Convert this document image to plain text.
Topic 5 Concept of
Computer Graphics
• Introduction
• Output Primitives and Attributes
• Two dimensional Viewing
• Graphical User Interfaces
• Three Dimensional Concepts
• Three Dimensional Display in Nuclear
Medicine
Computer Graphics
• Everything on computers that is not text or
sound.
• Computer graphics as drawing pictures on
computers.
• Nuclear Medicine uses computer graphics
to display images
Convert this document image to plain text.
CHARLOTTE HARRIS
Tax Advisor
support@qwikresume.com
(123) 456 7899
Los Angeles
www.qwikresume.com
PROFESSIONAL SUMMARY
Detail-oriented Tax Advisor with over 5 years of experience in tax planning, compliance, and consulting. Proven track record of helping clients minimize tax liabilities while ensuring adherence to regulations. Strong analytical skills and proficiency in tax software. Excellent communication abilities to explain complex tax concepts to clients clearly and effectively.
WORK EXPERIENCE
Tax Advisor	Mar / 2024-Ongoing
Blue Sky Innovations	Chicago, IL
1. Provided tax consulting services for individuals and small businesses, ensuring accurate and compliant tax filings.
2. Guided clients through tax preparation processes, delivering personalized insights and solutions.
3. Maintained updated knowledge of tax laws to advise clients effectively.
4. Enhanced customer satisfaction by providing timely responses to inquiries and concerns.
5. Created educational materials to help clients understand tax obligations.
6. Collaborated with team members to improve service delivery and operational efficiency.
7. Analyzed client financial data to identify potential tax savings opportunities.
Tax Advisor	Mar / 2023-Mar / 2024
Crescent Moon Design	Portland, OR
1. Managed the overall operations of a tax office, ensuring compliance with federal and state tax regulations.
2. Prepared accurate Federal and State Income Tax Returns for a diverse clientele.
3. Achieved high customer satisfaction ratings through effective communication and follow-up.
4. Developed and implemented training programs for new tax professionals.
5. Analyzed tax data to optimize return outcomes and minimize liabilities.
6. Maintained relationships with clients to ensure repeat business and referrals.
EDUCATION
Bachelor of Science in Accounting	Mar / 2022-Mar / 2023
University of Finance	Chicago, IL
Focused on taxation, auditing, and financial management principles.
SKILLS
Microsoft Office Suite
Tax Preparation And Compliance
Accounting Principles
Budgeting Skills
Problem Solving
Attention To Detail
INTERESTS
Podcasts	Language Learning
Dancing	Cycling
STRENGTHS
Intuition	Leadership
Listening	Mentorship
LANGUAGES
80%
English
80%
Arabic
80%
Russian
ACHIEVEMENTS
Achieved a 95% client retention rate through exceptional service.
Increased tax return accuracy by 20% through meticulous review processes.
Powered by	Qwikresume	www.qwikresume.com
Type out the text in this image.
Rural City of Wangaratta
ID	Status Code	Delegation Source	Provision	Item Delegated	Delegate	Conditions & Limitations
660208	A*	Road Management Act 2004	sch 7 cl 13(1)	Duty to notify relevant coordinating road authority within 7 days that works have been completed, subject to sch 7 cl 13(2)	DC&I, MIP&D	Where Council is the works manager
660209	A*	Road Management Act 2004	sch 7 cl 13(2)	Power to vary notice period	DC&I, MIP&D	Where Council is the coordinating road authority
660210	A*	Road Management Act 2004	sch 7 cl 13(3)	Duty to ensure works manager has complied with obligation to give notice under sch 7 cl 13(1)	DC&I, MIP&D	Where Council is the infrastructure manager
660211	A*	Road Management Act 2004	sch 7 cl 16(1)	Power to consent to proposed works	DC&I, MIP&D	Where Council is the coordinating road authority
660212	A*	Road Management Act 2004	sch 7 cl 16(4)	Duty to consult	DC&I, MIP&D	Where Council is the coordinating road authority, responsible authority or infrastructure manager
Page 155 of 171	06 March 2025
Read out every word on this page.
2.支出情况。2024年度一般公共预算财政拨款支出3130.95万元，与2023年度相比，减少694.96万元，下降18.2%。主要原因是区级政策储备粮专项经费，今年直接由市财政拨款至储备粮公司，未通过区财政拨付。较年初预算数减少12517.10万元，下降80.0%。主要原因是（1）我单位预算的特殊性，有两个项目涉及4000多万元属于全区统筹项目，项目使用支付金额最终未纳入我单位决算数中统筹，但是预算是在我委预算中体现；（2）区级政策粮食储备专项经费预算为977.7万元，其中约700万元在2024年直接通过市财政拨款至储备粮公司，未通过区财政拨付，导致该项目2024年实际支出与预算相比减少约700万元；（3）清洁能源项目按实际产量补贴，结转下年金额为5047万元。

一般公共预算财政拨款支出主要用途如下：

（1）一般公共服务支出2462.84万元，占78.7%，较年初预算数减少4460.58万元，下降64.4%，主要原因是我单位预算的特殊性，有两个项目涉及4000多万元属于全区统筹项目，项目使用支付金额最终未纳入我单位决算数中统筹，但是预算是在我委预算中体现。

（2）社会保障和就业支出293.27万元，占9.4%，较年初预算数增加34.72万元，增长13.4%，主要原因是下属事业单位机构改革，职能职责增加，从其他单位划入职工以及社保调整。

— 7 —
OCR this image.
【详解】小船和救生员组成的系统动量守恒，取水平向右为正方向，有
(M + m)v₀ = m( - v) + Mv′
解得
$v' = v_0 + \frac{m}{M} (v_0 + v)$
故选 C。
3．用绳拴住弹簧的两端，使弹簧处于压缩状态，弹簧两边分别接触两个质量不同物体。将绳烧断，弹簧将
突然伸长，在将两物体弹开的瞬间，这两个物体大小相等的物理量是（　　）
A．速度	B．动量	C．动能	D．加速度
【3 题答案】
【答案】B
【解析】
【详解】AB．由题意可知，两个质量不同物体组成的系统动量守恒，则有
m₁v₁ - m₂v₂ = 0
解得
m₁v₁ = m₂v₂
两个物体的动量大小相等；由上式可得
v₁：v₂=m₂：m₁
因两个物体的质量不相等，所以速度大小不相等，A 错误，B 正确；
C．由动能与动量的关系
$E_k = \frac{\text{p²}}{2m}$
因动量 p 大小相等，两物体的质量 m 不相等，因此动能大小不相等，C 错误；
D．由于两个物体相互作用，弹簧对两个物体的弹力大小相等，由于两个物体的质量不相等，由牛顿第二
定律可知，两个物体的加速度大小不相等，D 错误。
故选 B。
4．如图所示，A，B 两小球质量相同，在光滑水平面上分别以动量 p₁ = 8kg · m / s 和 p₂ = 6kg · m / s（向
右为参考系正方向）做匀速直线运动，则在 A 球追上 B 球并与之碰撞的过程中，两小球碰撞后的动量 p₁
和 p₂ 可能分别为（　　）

+ + + + +

Restate every entry word for word.

Convert this document image to plain text.
Topic 5 Concept of
Computer Graphics
• Introduction
• Output Primitives and Attributes
• Two dimensional Viewing
• Graphical User Interfaces
• Three Dimensional Concepts
• Three Dimensional Display in Nuclear
Medicine
Computer Graphics
• Everything on computers that is not text or
sound.
• Computer graphics as drawing pictures on
computers.
• Nuclear Medicine uses computer graphics
to display images
Convert this document image to plain text.
CHARLOTTE HARRIS
Tax Advisor
support@qwikresume.com
(123) 456 7899
Los Angeles
www.qwikresume.com
PROFESSIONAL SUMMARY
Detail-oriented Tax Advisor with over 5 years of experience in tax planning, compliance, and consulting. Proven track record of helping clients minimize tax liabilities while ensuring adherence to regulations. Strong analytical skills and proficiency in tax software. Excellent communication abilities to explain complex tax concepts to clients clearly and effectively.
WORK EXPERIENCE
Tax Advisor	Mar / 2024-Ongoing
Blue Sky Innovations	Chicago, IL
1. Provided tax consulting services for individuals and small businesses, ensuring accurate and compliant tax filings.
2. Guided clients through tax preparation processes, delivering personalized insights and solutions.
3. Maintained updated knowledge of tax laws to advise clients effectively.
4. Enhanced customer satisfaction by providing timely responses to inquiries and concerns.
5. Created educational materials to help clients understand tax obligations.
6. Collaborated with team members to improve service delivery and operational efficiency.
7. Analyzed client financial data to identify potential tax savings opportunities.
Tax Advisor	Mar / 2023-Mar / 2024
Crescent Moon Design	Portland, OR
1. Managed the overall operations of a tax office, ensuring compliance with federal and state tax regulations.
2. Prepared accurate Federal and State Income Tax Returns for a diverse clientele.
3. Achieved high customer satisfaction ratings through effective communication and follow-up.
4. Developed and implemented training programs for new tax professionals.
5. Analyzed tax data to optimize return outcomes and minimize liabilities.
6. Maintained relationships with clients to ensure repeat business and referrals.
EDUCATION
Bachelor of Science in Accounting	Mar / 2022-Mar / 2023
University of Finance	Chicago, IL
Focused on taxation, auditing, and financial management principles.
SKILLS
Microsoft Office Suite
Tax Preparation And Compliance
Accounting Principles
Budgeting Skills
Problem Solving
Attention To Detail
INTERESTS
Podcasts	Language Learning
Dancing	Cycling
STRENGTHS
Intuition	Leadership
Listening	Mentorship
LANGUAGES
80%
English
80%
Arabic
80%
Russian
ACHIEVEMENTS
Achieved a 95% client retention rate through exceptional service.
Increased tax return accuracy by 20% through meticulous review processes.
Powered by	Qwikresume	www.qwikresume.com
Type out the text in this image.
Rural City of Wangaratta
ID	Status Code	Delegation Source	Provision	Item Delegated	Delegate	Conditions & Limitations
660208	A*	Road Management Act 2004	sch 7 cl 13(1)	Duty to notify relevant coordinating road authority within 7 days that works have been completed, subject to sch 7 cl 13(2)	DC&I, MIP&D	Where Council is the works manager
660209	A*	Road Management Act 2004	sch 7 cl 13(2)	Power to vary notice period	DC&I, MIP&D	Where Council is the coordinating road authority
660210	A*	Road Management Act 2004	sch 7 cl 13(3)	Duty to ensure works manager has complied with obligation to give notice under sch 7 cl 13(1)	DC&I, MIP&D	Where Council is the infrastructure manager
660211	A*	Road Management Act 2004	sch 7 cl 16(1)	Power to consent to proposed works	DC&I, MIP&D	Where Council is the coordinating road authority
660212	A*	Road Management Act 2004	sch 7 cl 16(4)	Duty to consult	DC&I, MIP&D	Where Council is the coordinating road authority, responsible authority or infrastructure manager
Page 155 of 171	06 March 2025
Read out every word on this page.
2.支出情况。2024年度一般公共预算财政拨款支出3130.95万元，与2023年度相比，减少694.96万元，下降18.2%。主要原因是区级政策储备粮专项经费，今年直接由市财政拨款至储备粮公司，未通过区财政拨付。较年初预算数减少12517.10万元，下降80.0%。主要原因是（1）我单位预算的特殊性，有两个项目涉及4000多万元属于全区统筹项目，项目使用支付金额最终未纳入我单位决算数中统筹，但是预算是在我委预算中体现；（2）区级政策粮食储备专项经费预算为977.7万元，其中约700万元在2024年直接通过市财政拨款至储备粮公司，未通过区财政拨付，导致该项目2024年实际支出与预算相比减少约700万元；（3）清洁能源项目按实际产量补贴，结转下年金额为5047万元。

一般公共预算财政拨款支出主要用途如下：

（1）一般公共服务支出2462.84万元，占78.7%，较年初预算数减少4460.58万元，下降64.4%，主要原因是我单位预算的特殊性，有两个项目涉及4000多万元属于全区统筹项目，项目使用支付金额最终未纳入我单位决算数中统筹，但是预算是在我委预算中体现。

（2）社会保障和就业支出293.27万元，占9.4%，较年初预算数增加34.72万元，增长13.4%，主要原因是下属事业单位机构改革，职能职责增加，从其他单位划入职工以及社保调整。

— 7 —
OCR this image.
【详解】小船和救生员组成的系统动量守恒，取水平向右为正方向，有
(M + m)v₀ = m( - v) + Mv′
解得
$v' = v_0 + \frac{m}{M} (v_0 + v)$
故选 C。
3．用绳拴住弹簧的两端，使弹簧处于压缩状态，弹簧两边分别接触两个质量不同物体。将绳烧断，弹簧将
突然伸长，在将两物体弹开的瞬间，这两个物体大小相等的物理量是（　　）
A．速度	B．动量	C．动能	D．加速度
【3 题答案】
【答案】B
【解析】
【详解】AB．由题意可知，两个质量不同物体组成的系统动量守恒，则有
m₁v₁ - m₂v₂ = 0
解得
m₁v₁ = m₂v₂
两个物体的动量大小相等；由上式可得
v₁：v₂=m₂：m₁
因两个物体的质量不相等，所以速度大小不相等，A 错误，B 正确；
C．由动能与动量的关系
$E_k = \frac{\text{p²}}{2m}$
因动量 p 大小相等，两物体的质量 m 不相等，因此动能大小不相等，C 错误；
D．由于两个物体相互作用，弹簧对两个物体的弹力大小相等，由于两个物体的质量不相等，由牛顿第二
定律可知，两个物体的加速度大小不相等，D 错误。
故选 B。
4．如图所示，A，B 两小球质量相同，在光滑水平面上分别以动量 p₁ = 8kg · m / s 和 p₂ = 6kg · m / s（向
右为参考系正方向）做匀速直线运动，则在 A 球追上 B 球并与之碰撞的过程中，两小球碰撞后的动量 p₁
和 p₂ 可能分别为（　　）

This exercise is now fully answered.